EXERCISE INPUT start

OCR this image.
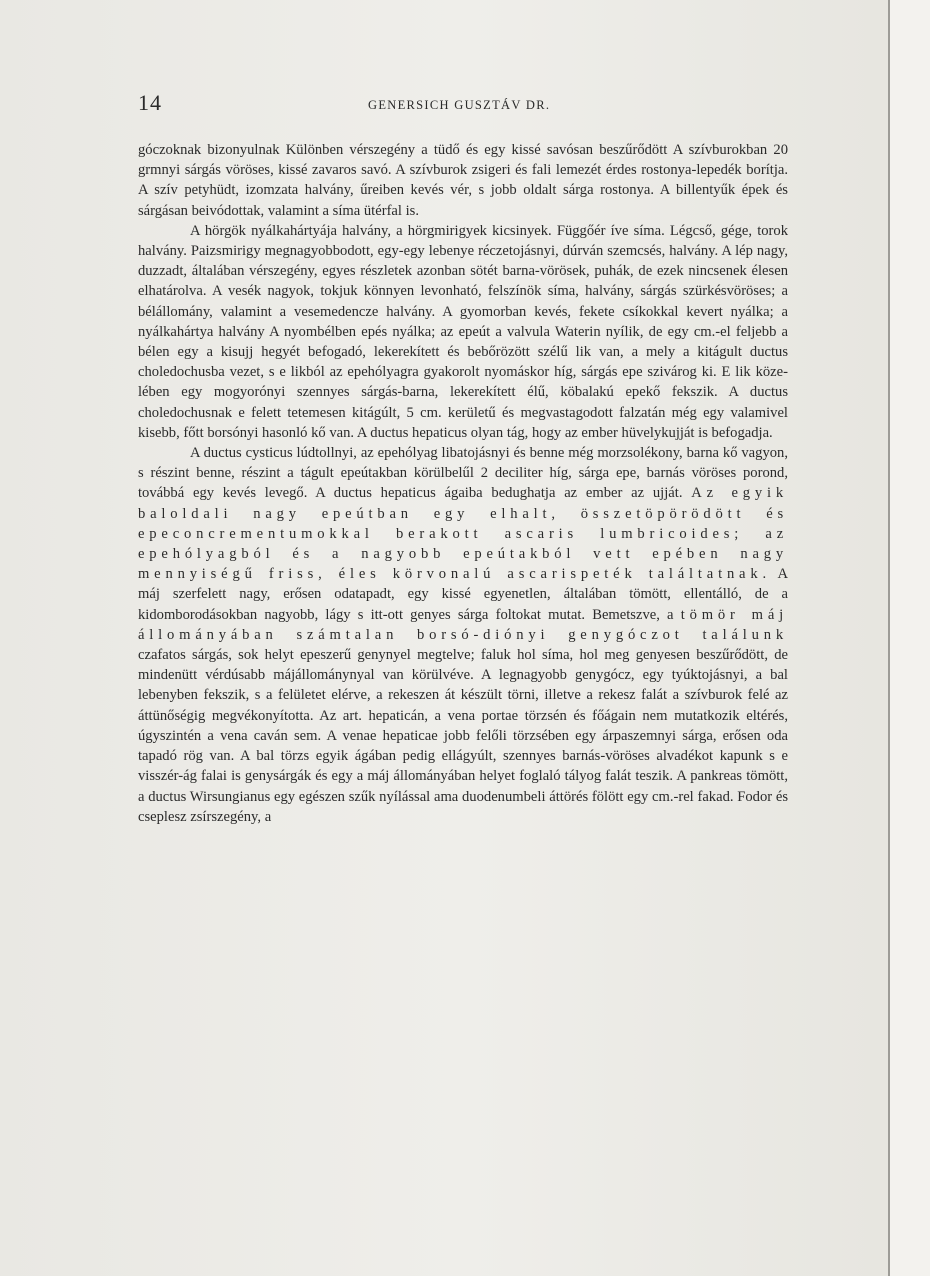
14	GENERSICH GUSZTÁV DR.

góczoknak bizonyulnak Különben vérszegény a tüdő és egy kissé savósan beszűrődött A szívburokban 20 grmnyi sárgás vöröses, kissé zavaros savó. A szívburok zsigeri és fali lemezét érdes rostonya-lepedék borítja. A szív petyhüdt, izomzata halvány, űreiben kevés vér, s jobb oldalt sárga rostonya. A billentyűk épek és sárgásan beivódottak, valamint a síma ütérfal is.

A hörgök nyálkahártyája halvány, a hörgmirigyek kicsinyek. Függőér íve síma. Légcső, gége, torok halvány. Paizsmirigy megnagyobbodott, egy-egy lebenye réczetojásnyi, dúrván szemcsés, halvány. A lép nagy, duzzadt, általában vérszegény, egyes részletek azonban sötét barna-vörösek, puhák, de ezek nincsenek élesen elhatárolva. A vesék nagyok, tokjuk könnyen levonható, felszínök síma, halvány, sárgás szürkésvöröses; a bélállomány, valamint a vesemedencze halvány. A gyomorban kevés, fekete csíkokkal kevert nyálka; a nyálkahártya halvány A nyombélben epés nyálka; az epeút a valvula Waterin nyílik, de egy cm.-el feljebb a bélen egy a kisujj hegyét befogadó, lekerekített és bebőrözött szélű lik van, a mely a kitágult ductus choledochusba vezet, s e likból az epehólyagra gyakorolt nyomáskor híg, sárgás epe szivárog ki. E lik közelében egy mogyorónyi szennyes sárgás-barna, lekerekített élű, köbalakú epekő fekszik. A ductus choledochusnak e felett tetemesen kitágúlt, 5 cm. kerületű és megvastagodott falzatán még egy valamivel kisebb, főtt borsónyi hasonló kő van. A ductus hepaticus olyan tág, hogy az ember hüvelykujját is befogadja.

A ductus cysticus lúdtollnyi, az epehólyag libatojásnyi és benne még morzsolékony, barna kő vagyon, s részint benne, részint a tágult epeútakban körülbelűl 2 deciliter híg, sárga epe, barnás vöröses porond, továbbá egy kevés levegő. A ductus hepaticus ágaiba bedughatja az ember az ujját. Az egyik baloldali nagy epeútban egy elhalt, összetöpörödött és epeconcrementumokkal berakott ascaris lumbricoides; az epehólyagból és a nagyobb epeútakból vett epében nagy mennyiségű friss, éles körvonalú ascarispeték találtatnak. A máj szerfelett nagy, erősen odatapadt, egy kissé egyenetlen, általában tömött, ellentálló, de a kidomborodásokban nagyobb, lágy s itt-ott genyes sárga foltokat mutat. Bemetszve, a tömör máj állományában számtalan borsó-diónyi genygóczot találunk czafatos sárgás, sok helyt epeszerű genynyel megtelve; faluk hol síma, hol meg genyesen beszűrődött, de mindenütt vérdúsabb májállománynyal van körülvéve. A legnagyobb genygócz, egy tyúktojásnyi, a bal lebenyben fekszik, s a felületet elérve, a rekeszen át készült törni, illetve a rekesz falát a szívburok felé az áttünőségig megvékonyította. Az art. hepaticán, a vena portae törzsén és főágain nem mutatkozik eltérés, úgyszintén a vena caván sem. A venae hepaticae jobb felőli törzsében egy árpaszemnyi sárga, erősen oda tapadó rög van. A bal törzs egyik ágában pedig ellágyúlt, szennyes barnás-vöröses alvadékot kapunk s e visszér-ág falai is genysárgák és egy a máj állományában helyet foglaló tályog falát teszik. A pankreas tömött, a ductus Wirsungianus egy egészen szűk nyílással ama duodenumbeli áttörés fölött egy cm.-rel fakad. Fodor és cseplesz zsírszegény, a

EXERCISE INPUT end

* WHAT YOU WILL DO
Reproduce every record above exactly, omitting the pictures.

* TASK RESULT
OCR this image.
14	GENERSICH GUSZTÁV DR.

góczoknak bizonyulnak Különben vérszegény a tüdő és egy kissé savósan beszűrődött A szívburokban 20 grmnyi sárgás vöröses, kissé zavaros savó. A szívburok zsigeri és fali lemezét érdes rostonya-lepedék borítja. A szív petyhüdt, izomzata halvány, űreiben kevés vér, s jobb oldalt sárga rostonya. A billentyűk épek és sárgásan beivódottak, valamint a síma ütérfal is.

A hörgök nyálkahártyája halvány, a hörgmirigyek kicsinyek. Függőér íve síma. Légcső, gége, torok halvány. Paizsmirigy megnagyobbodott, egy-egy lebenye réczetojásnyi, dúrván szemcsés, halvány. A lép nagy, duzzadt, általában vérszegény, egyes részletek azonban sötét barna-vörösek, puhák, de ezek nincsenek élesen elhatárolva. A vesék nagyok, tokjuk könnyen levonható, felszínök síma, halvány, sárgás szürkésvöröses; a bélállomány, valamint a vesemedencze halvány. A gyomorban kevés, fekete csíkokkal kevert nyálka; a nyálkahártya halvány A nyombélben epés nyálka; az epeút a valvula Waterin nyílik, de egy cm.-el feljebb a bélen egy a kisujj hegyét befogadó, lekerekített és bebőrözött szélű lik van, a mely a kitágult ductus choledochusba vezet, s e likból az epehólyagra gyakorolt nyomáskor híg, sárgás epe szivárog ki. E lik közelében egy mogyorónyi szennyes sárgás-barna, lekerekített élű, köbalakú epekő fekszik. A ductus choledochusnak e felett tetemesen kitágúlt, 5 cm. kerületű és megvastagodott falzatán még egy valamivel kisebb, főtt borsónyi hasonló kő van. A ductus hepaticus olyan tág, hogy az ember hüvelykujját is befogadja.

A ductus cysticus lúdtollnyi, az epehólyag libatojásnyi és benne még morzsolékony, barna kő vagyon, s részint benne, részint a tágult epeútakban körülbelűl 2 deciliter híg, sárga epe, barnás vöröses porond, továbbá egy kevés levegő. A ductus hepaticus ágaiba bedughatja az ember az ujját. Az egyik baloldali nagy epeútban egy elhalt, összetöpörödött és epeconcrementumokkal berakott ascaris lumbricoides; az epehólyagból és a nagyobb epeútakból vett epében nagy mennyiségű friss, éles körvonalú ascarispeték találtatnak. A máj szerfelett nagy, erősen odatapadt, egy kissé egyenetlen, általában tömött, ellentálló, de a kidomborodásokban nagyobb, lágy s itt-ott genyes sárga foltokat mutat. Bemetszve, a tömör máj állományában számtalan borsó-diónyi genygóczot találunk czafatos sárgás, sok helyt epeszerű genynyel megtelve; faluk hol síma, hol meg genyesen beszűrődött, de mindenütt vérdúsabb májállománynyal van körülvéve. A legnagyobb genygócz, egy tyúktojásnyi, a bal lebenyben fekszik, s a felületet elérve, a rekeszen át készült törni, illetve a rekesz falát a szívburok felé az áttünőségig megvékonyította. Az art. hepaticán, a vena portae törzsén és főágain nem mutatkozik eltérés, úgyszintén a vena caván sem. A venae hepaticae jobb felőli törzsében egy árpaszemnyi sárga, erősen oda tapadó rög van. A bal törzs egyik ágában pedig ellágyúlt, szennyes barnás-vöröses alvadékot kapunk s e visszér-ág falai is genysárgák és egy a máj állományában helyet foglaló tályog falát teszik. A pankreas tömött, a ductus Wirsungianus egy egészen szűk nyílással ama duodenumbeli áttörés fölött egy cm.-rel fakad. Fodor és cseplesz zsírszegény, a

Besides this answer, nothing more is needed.